◆ TASK DIRECTIONS
State how many lines include "points", giving the number by itself.

◆ DATA FOR PROCESSING
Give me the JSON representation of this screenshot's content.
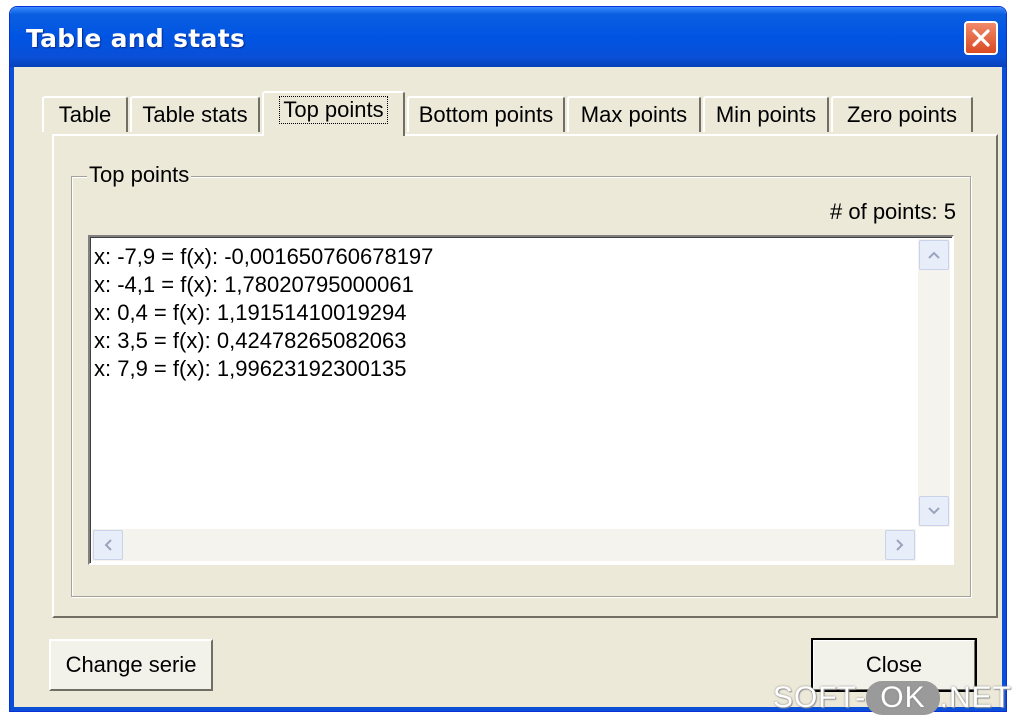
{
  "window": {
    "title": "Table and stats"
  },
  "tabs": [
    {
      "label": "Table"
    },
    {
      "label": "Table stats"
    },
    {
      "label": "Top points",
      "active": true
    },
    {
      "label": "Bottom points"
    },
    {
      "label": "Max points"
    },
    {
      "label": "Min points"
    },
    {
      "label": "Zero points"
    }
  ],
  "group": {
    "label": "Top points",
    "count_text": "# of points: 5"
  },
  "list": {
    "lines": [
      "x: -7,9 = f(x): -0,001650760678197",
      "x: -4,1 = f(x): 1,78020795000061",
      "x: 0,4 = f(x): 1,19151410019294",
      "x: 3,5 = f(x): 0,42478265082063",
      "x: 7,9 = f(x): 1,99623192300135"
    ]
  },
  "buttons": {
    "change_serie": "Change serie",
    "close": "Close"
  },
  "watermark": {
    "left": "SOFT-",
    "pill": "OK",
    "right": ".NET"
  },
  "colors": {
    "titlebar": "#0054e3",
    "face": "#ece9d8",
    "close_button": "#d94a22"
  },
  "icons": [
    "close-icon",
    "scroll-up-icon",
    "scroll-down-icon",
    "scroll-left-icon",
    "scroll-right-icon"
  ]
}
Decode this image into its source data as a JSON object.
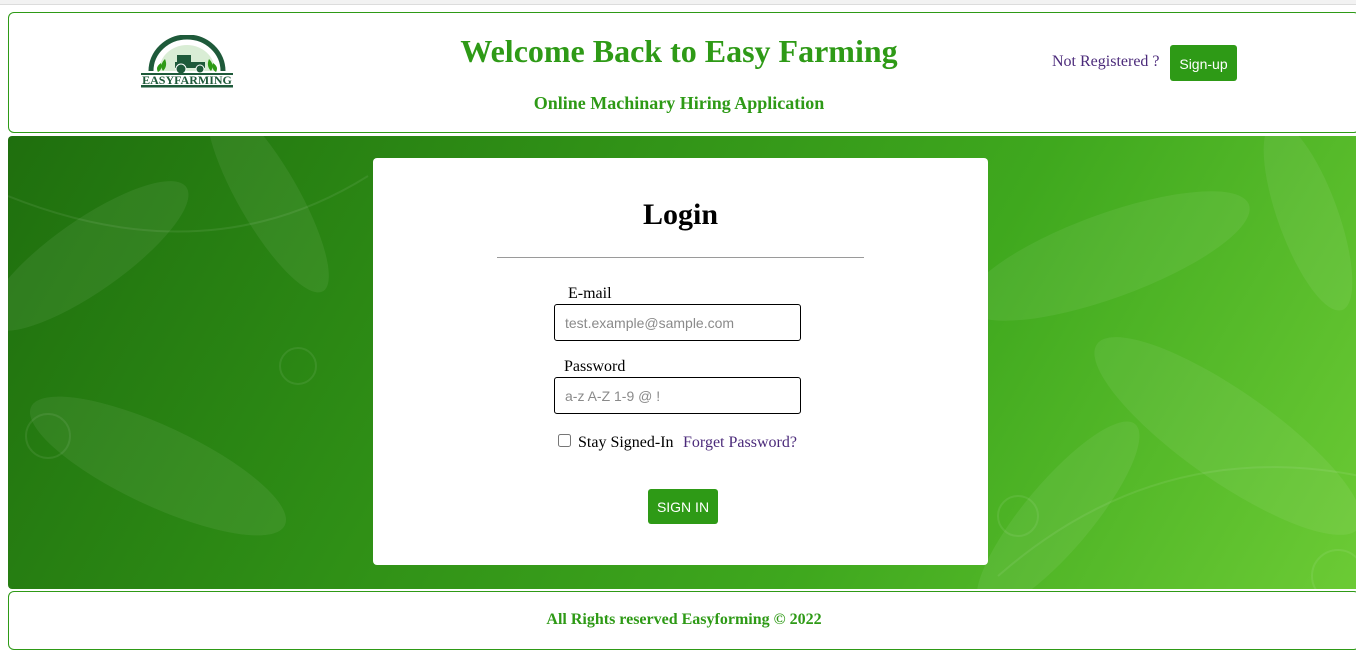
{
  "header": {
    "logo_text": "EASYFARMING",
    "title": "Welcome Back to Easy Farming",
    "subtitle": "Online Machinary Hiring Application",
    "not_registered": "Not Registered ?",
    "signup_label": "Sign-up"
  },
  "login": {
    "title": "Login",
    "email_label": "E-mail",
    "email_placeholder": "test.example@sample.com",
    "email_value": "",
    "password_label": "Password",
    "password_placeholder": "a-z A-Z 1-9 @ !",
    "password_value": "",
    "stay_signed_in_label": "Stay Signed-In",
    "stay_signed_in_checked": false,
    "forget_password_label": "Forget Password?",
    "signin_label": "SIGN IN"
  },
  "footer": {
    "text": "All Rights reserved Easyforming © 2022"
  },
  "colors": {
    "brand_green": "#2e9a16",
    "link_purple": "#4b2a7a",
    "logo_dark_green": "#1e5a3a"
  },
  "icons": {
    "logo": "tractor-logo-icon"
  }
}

--

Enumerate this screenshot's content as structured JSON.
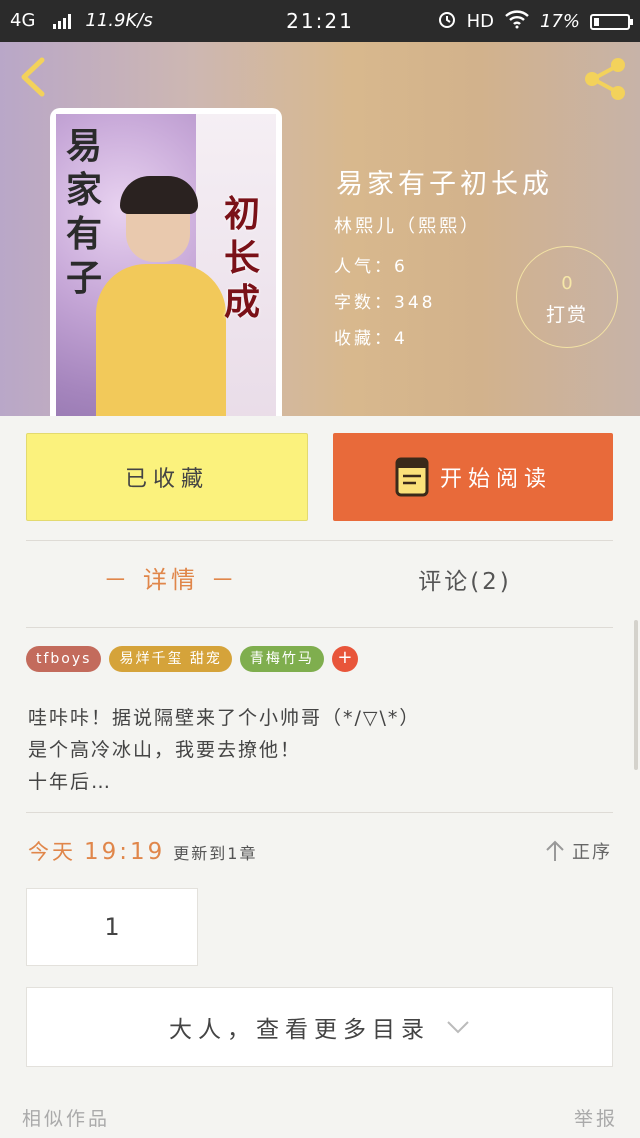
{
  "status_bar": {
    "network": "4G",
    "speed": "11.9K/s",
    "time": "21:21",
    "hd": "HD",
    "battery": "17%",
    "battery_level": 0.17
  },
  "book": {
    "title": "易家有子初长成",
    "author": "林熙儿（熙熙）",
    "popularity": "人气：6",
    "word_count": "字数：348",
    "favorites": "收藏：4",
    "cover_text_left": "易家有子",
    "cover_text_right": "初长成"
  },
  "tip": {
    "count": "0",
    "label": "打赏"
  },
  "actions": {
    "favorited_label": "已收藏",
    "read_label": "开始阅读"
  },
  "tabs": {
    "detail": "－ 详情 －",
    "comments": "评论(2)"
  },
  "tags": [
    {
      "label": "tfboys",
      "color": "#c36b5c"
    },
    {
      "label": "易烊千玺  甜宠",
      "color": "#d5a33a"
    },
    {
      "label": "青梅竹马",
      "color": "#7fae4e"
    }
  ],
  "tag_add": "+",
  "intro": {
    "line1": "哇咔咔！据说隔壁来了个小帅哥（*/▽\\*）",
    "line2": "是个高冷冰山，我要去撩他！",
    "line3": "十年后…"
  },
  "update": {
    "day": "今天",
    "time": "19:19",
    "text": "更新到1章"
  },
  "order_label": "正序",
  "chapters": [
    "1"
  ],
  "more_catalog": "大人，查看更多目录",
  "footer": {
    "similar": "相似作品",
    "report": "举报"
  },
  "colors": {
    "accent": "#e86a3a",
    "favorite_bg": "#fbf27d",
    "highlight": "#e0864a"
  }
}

==

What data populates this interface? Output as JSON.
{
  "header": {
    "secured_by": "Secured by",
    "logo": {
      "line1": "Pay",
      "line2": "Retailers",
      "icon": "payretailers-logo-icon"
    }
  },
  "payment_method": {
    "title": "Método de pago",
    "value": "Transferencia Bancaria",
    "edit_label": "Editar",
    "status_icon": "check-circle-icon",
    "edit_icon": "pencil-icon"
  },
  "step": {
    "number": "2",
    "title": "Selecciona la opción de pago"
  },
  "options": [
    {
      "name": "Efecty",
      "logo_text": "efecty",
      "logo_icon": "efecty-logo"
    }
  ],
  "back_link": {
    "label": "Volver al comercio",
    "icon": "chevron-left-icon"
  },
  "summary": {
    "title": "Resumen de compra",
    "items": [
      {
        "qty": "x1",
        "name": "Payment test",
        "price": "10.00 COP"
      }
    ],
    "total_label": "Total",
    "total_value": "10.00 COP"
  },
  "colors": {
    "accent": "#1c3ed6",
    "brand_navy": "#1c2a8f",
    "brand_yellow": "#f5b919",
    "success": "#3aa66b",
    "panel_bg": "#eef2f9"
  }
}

◆ WORKED SOLUTION
7